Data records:
..........
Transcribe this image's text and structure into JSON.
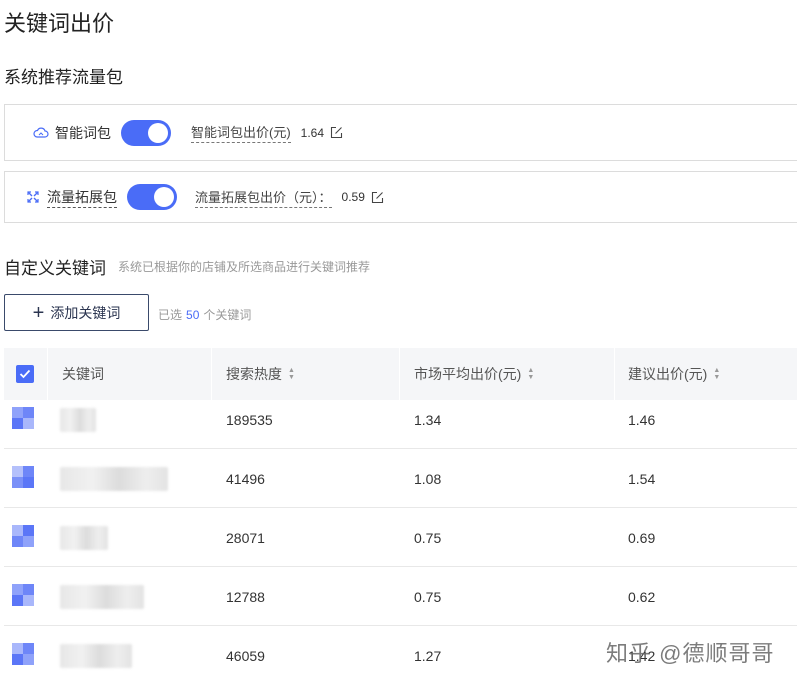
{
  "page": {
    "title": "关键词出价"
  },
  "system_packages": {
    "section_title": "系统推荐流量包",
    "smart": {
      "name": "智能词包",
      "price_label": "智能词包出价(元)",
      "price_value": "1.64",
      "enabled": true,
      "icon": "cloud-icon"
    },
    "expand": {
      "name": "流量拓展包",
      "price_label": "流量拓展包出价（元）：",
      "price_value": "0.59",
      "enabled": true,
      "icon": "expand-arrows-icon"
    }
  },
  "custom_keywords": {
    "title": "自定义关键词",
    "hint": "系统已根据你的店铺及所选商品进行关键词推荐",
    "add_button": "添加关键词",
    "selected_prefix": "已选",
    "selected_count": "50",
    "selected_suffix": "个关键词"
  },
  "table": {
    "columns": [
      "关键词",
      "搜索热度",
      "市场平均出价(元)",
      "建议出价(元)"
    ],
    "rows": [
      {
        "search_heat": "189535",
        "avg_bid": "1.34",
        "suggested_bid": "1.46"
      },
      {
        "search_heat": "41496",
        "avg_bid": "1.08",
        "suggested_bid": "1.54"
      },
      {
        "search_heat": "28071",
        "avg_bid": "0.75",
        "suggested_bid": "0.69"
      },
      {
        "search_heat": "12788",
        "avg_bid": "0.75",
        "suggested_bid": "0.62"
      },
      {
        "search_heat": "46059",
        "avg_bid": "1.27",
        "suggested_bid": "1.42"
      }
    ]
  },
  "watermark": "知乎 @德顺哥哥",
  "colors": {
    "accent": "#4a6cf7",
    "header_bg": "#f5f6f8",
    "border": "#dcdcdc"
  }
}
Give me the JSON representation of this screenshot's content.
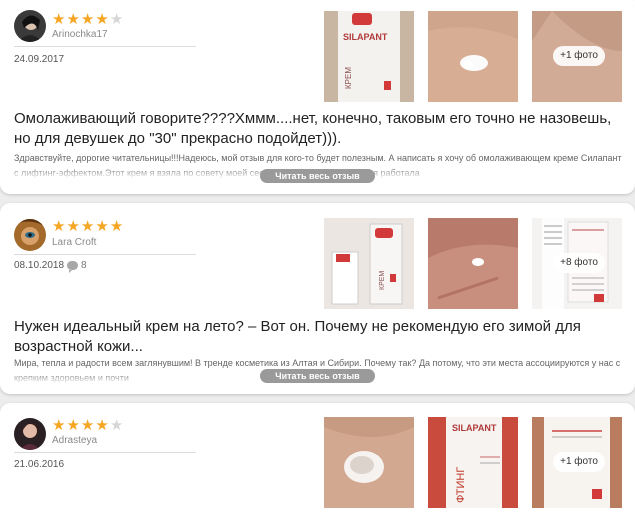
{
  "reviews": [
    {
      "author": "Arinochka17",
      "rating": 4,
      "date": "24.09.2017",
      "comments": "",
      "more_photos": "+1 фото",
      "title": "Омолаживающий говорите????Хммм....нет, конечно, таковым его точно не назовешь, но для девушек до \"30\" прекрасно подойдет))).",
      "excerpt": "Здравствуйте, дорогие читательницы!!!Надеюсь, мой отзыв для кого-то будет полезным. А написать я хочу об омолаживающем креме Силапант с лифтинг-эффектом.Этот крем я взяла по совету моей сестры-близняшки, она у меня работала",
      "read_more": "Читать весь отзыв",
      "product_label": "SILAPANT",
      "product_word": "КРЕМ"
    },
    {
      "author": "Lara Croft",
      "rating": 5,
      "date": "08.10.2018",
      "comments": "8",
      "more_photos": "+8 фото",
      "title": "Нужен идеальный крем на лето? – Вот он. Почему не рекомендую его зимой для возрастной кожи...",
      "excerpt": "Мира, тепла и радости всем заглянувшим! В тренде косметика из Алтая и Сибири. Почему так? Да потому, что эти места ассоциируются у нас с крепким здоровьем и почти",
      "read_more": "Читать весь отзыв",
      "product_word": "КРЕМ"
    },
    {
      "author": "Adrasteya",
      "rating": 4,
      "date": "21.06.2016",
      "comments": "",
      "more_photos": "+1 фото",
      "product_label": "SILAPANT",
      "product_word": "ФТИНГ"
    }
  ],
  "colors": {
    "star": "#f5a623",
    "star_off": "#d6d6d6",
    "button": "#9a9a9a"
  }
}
..........
| What the exercise asks |
Find how many lines include the string "icon" and report that number alone.

| Exercise answer |
2